### [The request]
Copy out the lines from the one containing "page-title: Feeding Guide [42,48,240,79]" through the one containing "feeds-value: 4-5 [472,328,536,377]", unchanged.
━━━━
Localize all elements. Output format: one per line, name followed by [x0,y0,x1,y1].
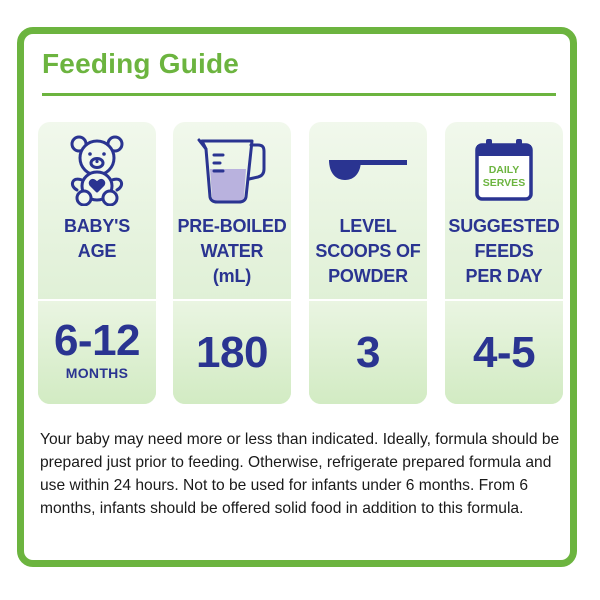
page-title: Feeding Guide [42,48,240,79]
column-heading: PRE-BOILED WATER (mL) [177,216,287,286]
title-divider [42,93,556,96]
age-unit: MONTHS [65,365,129,381]
measuring-jug-icon [197,138,266,204]
feeding-guide-card: Feeding Guide [17,27,577,567]
column-heading: LEVEL SCOOPS OF POWDER [315,216,421,286]
age-value: 6-12 [53,316,141,365]
column-water: PRE-BOILED WATER (mL) 180 [173,122,291,404]
feeds-value: 4-5 [472,328,536,377]
column-babys-age: BABY'S AGE 6-12 MONTHS [38,122,156,404]
feeding-note: Your baby may need more or less than ind… [40,431,560,517]
teddy-bear-icon [70,135,124,206]
column-heading: BABY'S AGE [63,216,131,261]
water-value: 180 [196,328,268,377]
calendar-icon: DAILY SERVES [475,139,533,201]
scoop-icon [329,160,407,180]
scoops-value: 3 [356,328,380,377]
svg-text:SERVES: SERVES [483,177,525,189]
column-heading: SUGGESTED FEEDS PER DAY [448,216,560,286]
column-scoops: LEVEL SCOOPS OF POWDER 3 [309,122,427,404]
svg-text:DAILY: DAILY [489,164,520,176]
column-feeds: DAILY SERVES SUGGESTED FEEDS PER DAY 4-5 [445,122,563,404]
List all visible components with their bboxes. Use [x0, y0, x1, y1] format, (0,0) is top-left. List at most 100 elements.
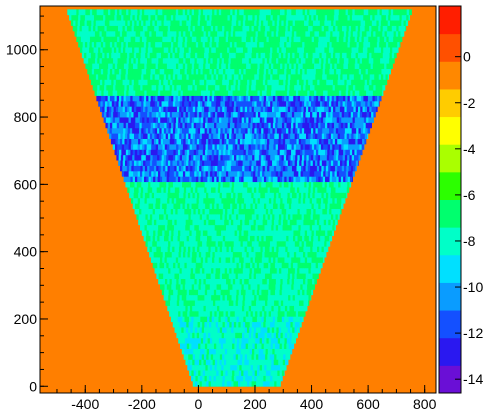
heatmap-cell	[223, 337, 227, 344]
heatmap-cell	[263, 267, 266, 274]
heatmap-cell	[211, 289, 215, 296]
heatmap-cell	[141, 127, 144, 134]
heatmap-cell	[277, 143, 281, 150]
heatmap-cell	[231, 235, 235, 242]
heatmap-cell	[253, 224, 256, 231]
heatmap-cell	[281, 343, 285, 349]
heatmap-cell	[290, 316, 294, 323]
heatmap-cell	[229, 370, 233, 376]
heatmap-cell	[182, 176, 186, 183]
heatmap-cell	[118, 106, 121, 113]
heatmap-cell	[274, 267, 278, 274]
heatmap-cell	[297, 213, 300, 220]
heatmap-cell	[262, 197, 265, 204]
heatmap-cell	[237, 170, 240, 177]
heatmap-cell	[261, 364, 265, 371]
heatmap-cell	[311, 203, 315, 209]
heatmap-cell	[208, 321, 212, 328]
heatmap-cell	[177, 73, 181, 80]
heatmap-cell	[154, 127, 158, 134]
heatmap-cell	[246, 278, 250, 285]
heatmap-cell	[266, 224, 270, 231]
heatmap-cell	[230, 310, 233, 317]
heatmap-cell	[356, 149, 360, 156]
heatmap-cell	[296, 332, 298, 339]
heatmap-cell	[310, 138, 313, 145]
heatmap-cell	[178, 337, 181, 344]
heatmap-cell	[291, 332, 295, 339]
heatmap-cell	[175, 176, 179, 183]
heatmap-cell	[293, 176, 297, 183]
heatmap-cell	[236, 348, 239, 355]
heatmap-cell	[216, 310, 220, 317]
heatmap-cell	[209, 235, 212, 242]
heatmap-cell	[164, 90, 168, 96]
heatmap-cell	[166, 122, 170, 129]
heatmap-cell	[326, 79, 329, 86]
heatmap-cell	[348, 117, 351, 123]
heatmap-cell	[298, 192, 302, 199]
heatmap-cell	[118, 73, 122, 80]
heatmap-cell	[255, 364, 258, 371]
heatmap-cell	[321, 213, 325, 220]
heatmap-cell	[175, 289, 179, 296]
heatmap-cell	[247, 79, 250, 86]
heatmap-cell	[192, 219, 196, 226]
heatmap-cell	[288, 122, 292, 129]
heatmap-cell	[111, 127, 115, 134]
heatmap-cell	[218, 375, 221, 382]
heatmap-cell	[301, 154, 305, 161]
heatmap-cell	[272, 127, 276, 134]
heatmap-cell	[189, 176, 192, 183]
heatmap-cell	[203, 138, 207, 145]
heatmap-cell	[255, 332, 259, 339]
heatmap-cell	[256, 213, 259, 220]
heatmap-cell	[236, 122, 240, 129]
heatmap-cell	[120, 100, 124, 107]
heatmap-cell	[292, 187, 296, 193]
heatmap-cell	[220, 176, 224, 183]
heatmap-cell	[151, 197, 154, 204]
heatmap-cell	[379, 95, 382, 102]
heatmap-cell	[238, 289, 242, 296]
heatmap-cell	[181, 321, 185, 328]
heatmap-cell	[272, 294, 275, 301]
heatmap-cell	[323, 251, 326, 258]
heatmap-cell	[188, 127, 192, 134]
heatmap-cell	[220, 100, 224, 107]
heatmap-cell	[228, 380, 232, 387]
heatmap-cell	[294, 305, 297, 312]
heatmap-cell	[295, 95, 299, 102]
heatmap-cell	[205, 84, 209, 91]
heatmap-cell	[221, 251, 225, 258]
heatmap-cell	[315, 73, 319, 80]
heatmap-cell	[307, 257, 310, 263]
heatmap-cell	[241, 170, 245, 177]
heatmap-cell	[155, 176, 158, 183]
heatmap-cell	[238, 213, 241, 220]
heatmap-cell	[131, 160, 135, 166]
heatmap-cell	[237, 305, 241, 312]
heatmap-cell	[314, 138, 318, 145]
heatmap-cell	[131, 133, 135, 139]
heatmap-cell	[207, 251, 211, 258]
heatmap-cell	[230, 90, 233, 96]
heatmap-cell	[213, 267, 217, 274]
heatmap-cell	[298, 197, 302, 204]
heatmap-cell	[192, 332, 195, 339]
heatmap-cell	[182, 230, 186, 236]
heatmap-cell	[268, 337, 272, 344]
heatmap-cell	[273, 305, 277, 312]
heatmap-cell	[279, 235, 283, 242]
heatmap-cell	[140, 138, 143, 145]
heatmap-cell	[277, 343, 280, 349]
heatmap-cell	[140, 192, 144, 199]
heatmap-cell	[172, 133, 176, 139]
heatmap-cell	[259, 262, 262, 269]
heatmap-cell	[236, 154, 239, 161]
heatmap-cell	[286, 208, 289, 215]
heatmap-cell	[228, 143, 231, 150]
heatmap-cell	[279, 316, 283, 323]
heatmap-cell	[188, 73, 192, 80]
heatmap-cell	[154, 267, 158, 274]
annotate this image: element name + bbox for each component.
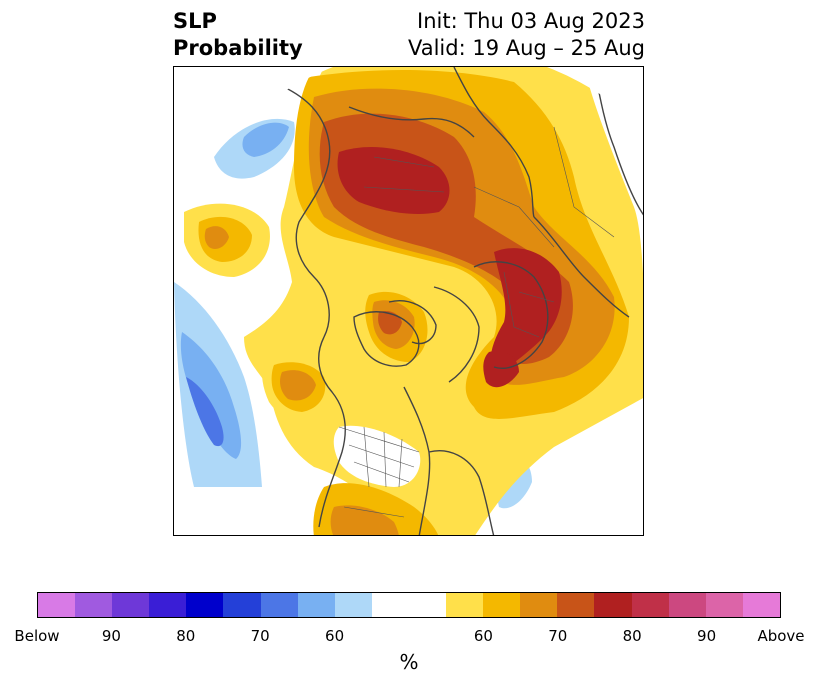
- colorbar-cell: [297, 593, 335, 617]
- above-normal-regions: [184, 67, 643, 535]
- colorbar-tick-label: 70: [250, 627, 270, 645]
- init-date: Init: Thu 03 Aug 2023: [417, 9, 645, 33]
- colorbar-tick-label: 70: [548, 627, 568, 645]
- colorbar-cell: [38, 593, 76, 617]
- map-frame: [173, 66, 644, 536]
- colorbar-tick-label: 80: [176, 627, 196, 645]
- pacific-above-70: [204, 226, 229, 249]
- colorbar-tick-label: 80: [622, 627, 642, 645]
- colorbar-cell: [408, 593, 447, 617]
- colorbar-cell: [705, 593, 743, 617]
- colorbar-cell: [631, 593, 669, 617]
- colorbar-unit: %: [399, 650, 419, 674]
- pacific-below-60: [180, 332, 242, 459]
- probability-map: [174, 67, 643, 535]
- colorbar-cell: [149, 593, 187, 617]
- us-above-70: [330, 505, 399, 535]
- colorbar-cell: [594, 593, 632, 617]
- valid-range: Valid: 19 Aug – 25 Aug: [407, 36, 645, 60]
- colorbar-cell: [371, 593, 409, 617]
- canada-above-80: [378, 311, 402, 335]
- colorbar-tick-label: 60: [473, 627, 493, 645]
- europe-above-90: [490, 248, 562, 377]
- colorbar-tick-label: Below: [14, 627, 60, 645]
- title-variable: SLP: [173, 9, 217, 33]
- colorbar-tick-label: 90: [697, 627, 717, 645]
- colorbar-tick-label: Above: [757, 627, 805, 645]
- nepac-above-70: [280, 370, 316, 401]
- colorbar: [37, 592, 781, 618]
- siberia-above-90: [337, 147, 450, 214]
- political-borders: [338, 126, 615, 518]
- colorbar-cell: [223, 593, 261, 617]
- colorbar-cell: [260, 593, 298, 617]
- colorbar-cell: [334, 593, 372, 617]
- title-right: Init: Thu 03 Aug 2023 Valid: 19 Aug – 25…: [408, 8, 645, 62]
- colorbar-cell: [483, 593, 521, 617]
- colorbar-cell: [742, 593, 780, 617]
- colorbar-cell: [446, 593, 484, 617]
- colorbar-cell: [520, 593, 558, 617]
- title-subtitle: Probability: [173, 36, 303, 60]
- title-left: SLP Probability: [173, 8, 303, 62]
- pacific-below-70: [186, 377, 224, 447]
- colorbar-cell: [112, 593, 150, 617]
- us-neutral: [333, 425, 421, 487]
- colorbar-tick-label: 90: [101, 627, 121, 645]
- colorbar-cell: [668, 593, 706, 617]
- colorbar-cell: [557, 593, 595, 617]
- colorbar-cell: [186, 593, 224, 617]
- colorbar-tick-label: 60: [325, 627, 345, 645]
- aleutian-below-60: [242, 122, 289, 157]
- colorbar-cell: [75, 593, 113, 617]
━━━━
### [Expected answer]
page-title: Feeding Guide [42,48,240,79]
column-heading: PRE-BOILED WATER (mL) [177,216,287,286]
title-divider [42,93,556,96]
age-unit: MONTHS [65,365,129,381]
measuring-jug-icon [197,138,266,204]
feeding-guide-card: Feeding Guide [17,27,577,567]
column-heading: LEVEL SCOOPS OF POWDER [315,216,421,286]
age-value: 6-12 [53,316,141,365]
column-water: PRE-BOILED WATER (mL) 180 [173,122,291,404]
feeds-value: 4-5 [472,328,536,377]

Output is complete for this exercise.